:: WHAT TO DO ::
Tally the lines in the listing below that contain "this" and report the tally alone.

:: STORED RECORDS ::
** Begin **

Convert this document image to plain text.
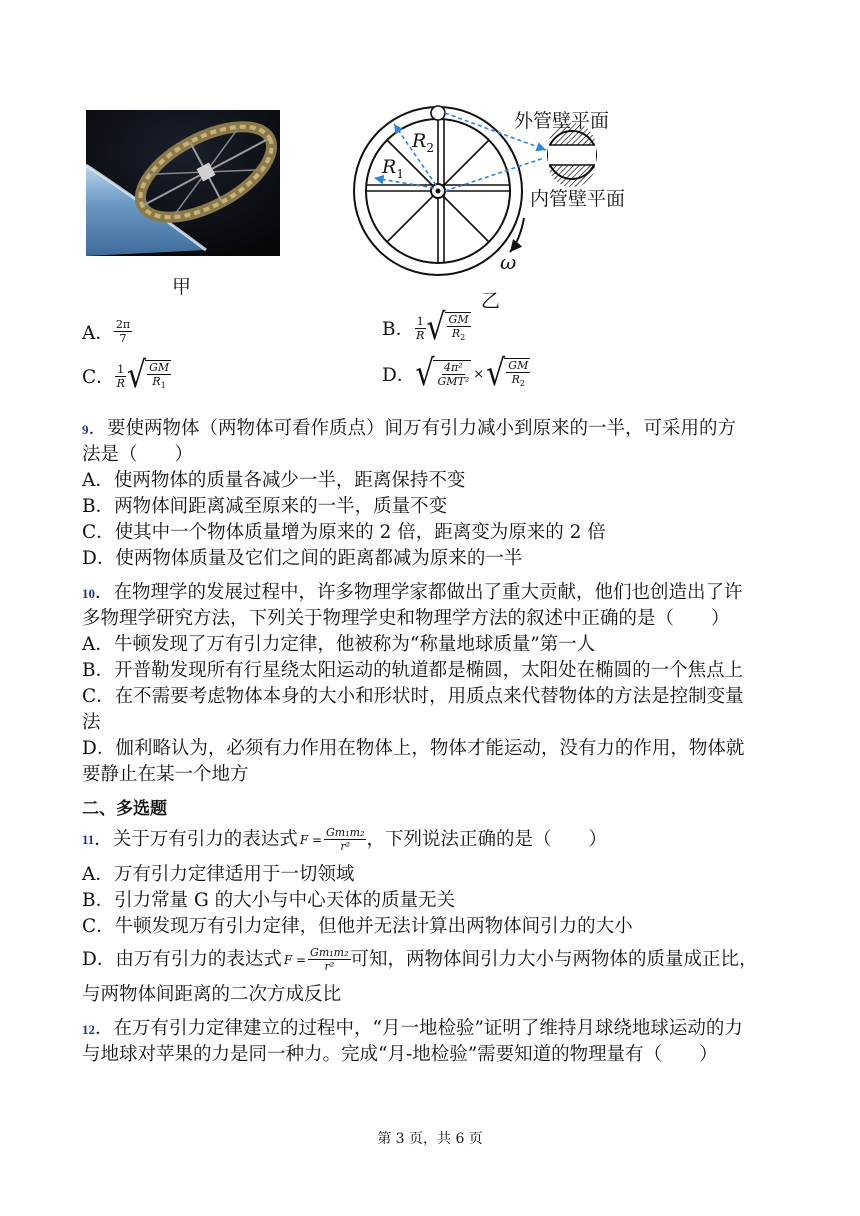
甲
$R_2$
$R_1$
外管壁平面
内管壁平面
ω
乙
A． $\frac{2\pi}{7}$	B． $\frac{1}{R}$ √ $\frac{GM}{R_2}$
C． $\frac{1}{R}$ √ $\frac{GM}{R_1}$	D． √ $\frac{\text{4π²}}{\text{GMT²}}$ × √ $\frac{GM}{R_2}$
9．要使两物体（两物体可看作质点）间万有引力减小到原来的一半，可采用的方
法是（　　）
A．使两物体的质量各减少一半，距离保持不变
B．两物体间距离减至原来的一半，质量不变
C．使其中一个物体质量增为原来的 2 倍，距离变为原来的 2 倍
D．使两物体质量及它们之间的距离都减为原来的一半
10．在物理学的发展过程中，许多物理学家都做出了重大贡献，他们也创造出了许
多物理学研究方法，下列关于物理学史和物理学方法的叙述中正确的是（　　）
A．牛顿发现了万有引力定律，他被称为“称量地球质量”第一人
B．开普勒发现所有行星绕太阳运动的轨道都是椭圆，太阳处在椭圆的一个焦点上
C．在不需要考虑物体本身的大小和形状时，用质点来代替物体的方法是控制变量
法
D．伽利略认为，必须有力作用在物体上，物体才能运动，没有力的作用，物体就
要静止在某一个地方
二、多选题
11 ．关于万有引力的表达式 $F = \frac{\text{Gm₁m₂}}{\text{r²}}$ ，下列说法正确的是（　　）
A．万有引力定律适用于一切领域
B．引力常量 G 的大小与中心天体的质量无关
C．牛顿发现万有引力定律，但他并无法计算出两物体间引力的大小
D．由万有引力的表达式 $F = \frac{\text{Gm₁m₂}}{\text{r²}}$ 可知，两物体间引力大小与两物体的质量成正比，
与两物体间距离的二次方成反比
12．在万有引力定律建立的过程中，“月一地检验”证明了维持月球绕地球运动的力
与地球对苹果的力是同一种力。完成“月-地检验”需要知道的物理量有（　　）
第 3 页，共 6 页
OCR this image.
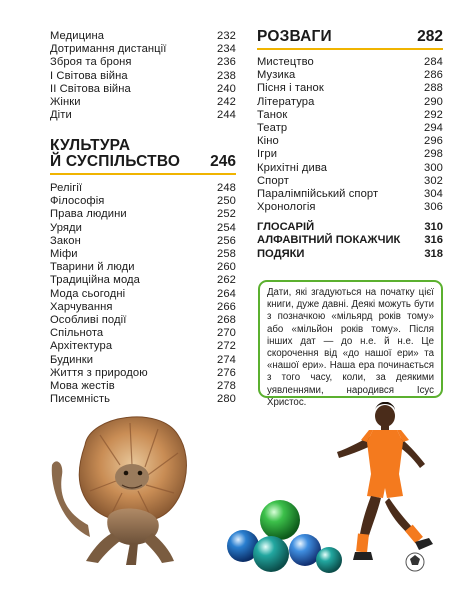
Медицина	232
Дотримання дистанції	234
Зброя та броня	236
I Світова війна	238
II Світова війна	240
Жінки	242
Діти	244
КУЛЬТУРА
Й СУСПІЛЬСТВО 246
Релігії	248
Філософія	250
Права людини	252
Уряди	254
Закон	256
Міфи	258
Тварини й люди	260
Традиційна мода	262
Мода сьогодні	264
Харчування	266
Особливі події	268
Спільнота	270
Архітектура	272
Будинки	274
Життя з природою	276
Мова жестів	278
Писемність	280
РОЗВАГИ	282
Мистецтво	284
Музика	286
Пісня і танок	288
Література	290
Танок	292
Театр	294
Кіно	296
Ігри	298
Крихітні дива	300
Спорт	302
Паралімпійський спорт	304
Хронологія	306
ГЛОСАРІЙ	310
АЛФАВІТНИЙ ПОКАЖЧИК 316
ПОДЯКИ	318
Дати, які згадуються на початку цієї книги, дуже давні. Деякі можуть бути з позначкою «мільярд років тому» або «мільйон років тому». Після інших дат — до н.е. й н.е. Це скорочення від «до нашої ери» та «нашої ери». Наша ера починається з того часу, коли, за деякими уявленнями, народився Ісус Христос.
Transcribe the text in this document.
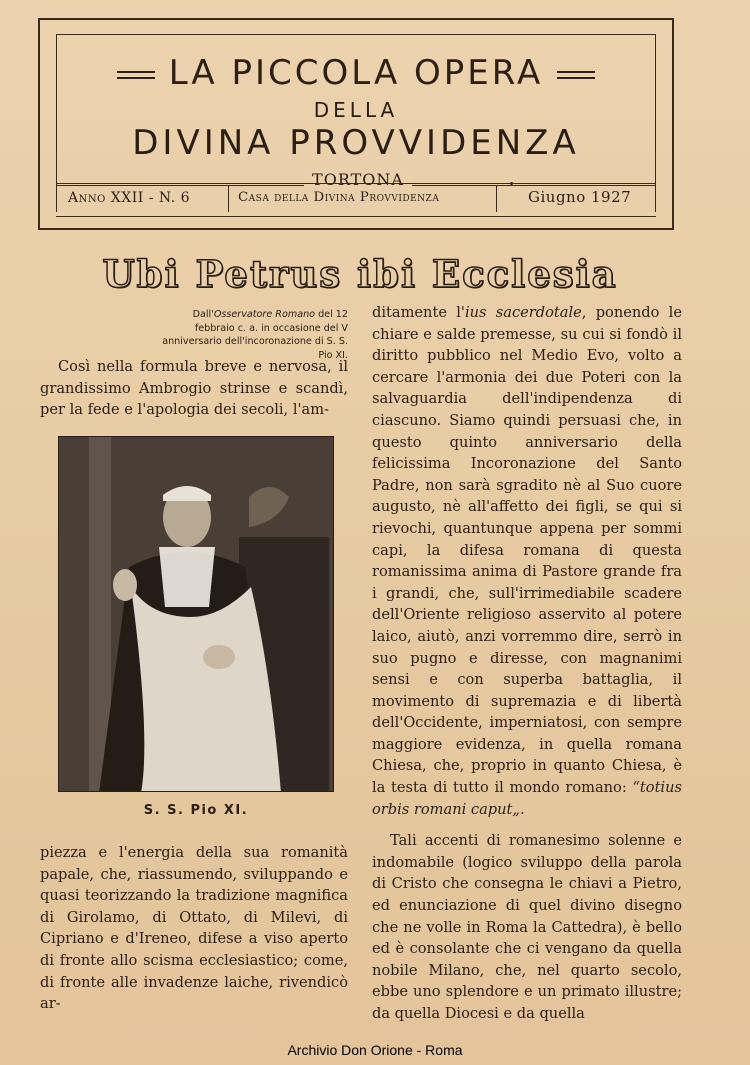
LA PICCOLA OPERA
DELLA
DIVINA PROVVIDENZA
TORTONA
Anno XXII - N. 6	Casa della Divina Provvidenza	Giugno 1927
Ubi Petrus ibi Ecclesia
Dall'Osservatore Romano del 12 febbraio c. a. in occasione del V anniversario dell'incoronazione di S. S. Pio XI.

Così nella formula breve e nervosa, il grandissimo Ambrogio strinse e scandì, per la fede e l'apologia dei secoli, l'am-

S. S. Pio XI.

piezza e l'energia della sua romanità papale, che, riassumendo, sviluppando e quasi teorizzando la tradizione magnifica di Girolamo, di Ottato, di Milevi, di Cipriano e d'Ireneo, difese a viso aperto di fronte allo scisma ecclesiastico; come, di fronte alle invadenze laiche, rivendicò ar-

ditamente l'ius sacerdotale, ponendo le chiare e salde premesse, su cui si fondò il diritto pubblico nel Medio Evo, volto a cercare l'armonia dei due Poteri con la salvaguardia dell'indipendenza di ciascuno. Siamo quindi persuasi che, in questo quinto anniversario della felicissima Incoronazione del Santo Padre, non sarà sgradito nè al Suo cuore augusto, nè all'affetto dei figli, se qui si rievochi, quantunque appena per sommi capi, la difesa romana di questa romanissima anima di Pastore grande fra i grandi, che, sull'irrimediabile scadere dell'Oriente religioso asservito al potere laico, aiutò, anzi vorremmo dire, serrò in suo pugno e diresse, con magnanimi sensi e con superba battaglia, il movimento di supremazia e di libertà dell'Occidente, imperniatosi, con sempre maggiore evidenza, in quella romana Chiesa, che, proprio in quanto Chiesa, è la testa di tutto il mondo romano: “totius orbis romani caput„.

Tali accenti di romanesimo solenne e indomabile (logico sviluppo della parola di Cristo che consegna le chiavi a Pietro, ed enunciazione di quel divino disegno che ne volle in Roma la Cattedra), è bello ed è consolante che ci vengano da quella nobile Milano, che, nel quarto secolo, ebbe uno splendore e un primato illustre; da quella Diocesi e da quella

Archivio Don Orione - Roma
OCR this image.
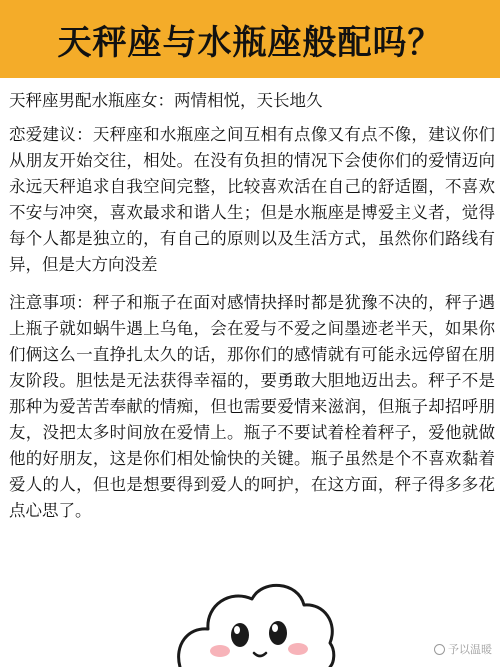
天秤座与水瓶座般配吗？

天秤座男配水瓶座女：两情相悦，天长地久

恋爱建议：天秤座和水瓶座之间互相有点像又有点不像，建议你们从朋友开始交往，相处。在没有负担的情况下会使你们的爱情迈向永远天秤追求自我空间完整，比较喜欢活在自己的舒适圈，不喜欢不安与冲突，喜欢最求和谐人生；但是水瓶座是博爱主义者，觉得每个人都是独立的，有自己的原则以及生活方式，虽然你们路线有异，但是大方向没差

注意事项：秤子和瓶子在面对感情抉择时都是犹豫不决的，秤子遇上瓶子就如蜗牛遇上乌龟，会在爱与不爱之间墨迹老半天，如果你们俩这么一直挣扎太久的话，那你们的感情就有可能永远停留在朋友阶段。胆怯是无法获得幸福的，要勇敢大胆地迈出去。秤子不是那种为爱苦苦奉献的情痴，但也需要爱情来滋润，但瓶子却招呼朋友，没把太多时间放在爱情上。瓶子不要试着栓着秤子，爱他就做他的好朋友，这是你们相处愉快的关键。瓶子虽然是个不喜欢黏着爱人的人，但也是想要得到爱人的呵护，在这方面，秤子得多多花点心思了。

予以温暖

** End **

:: EXERCISE RESULT ::
4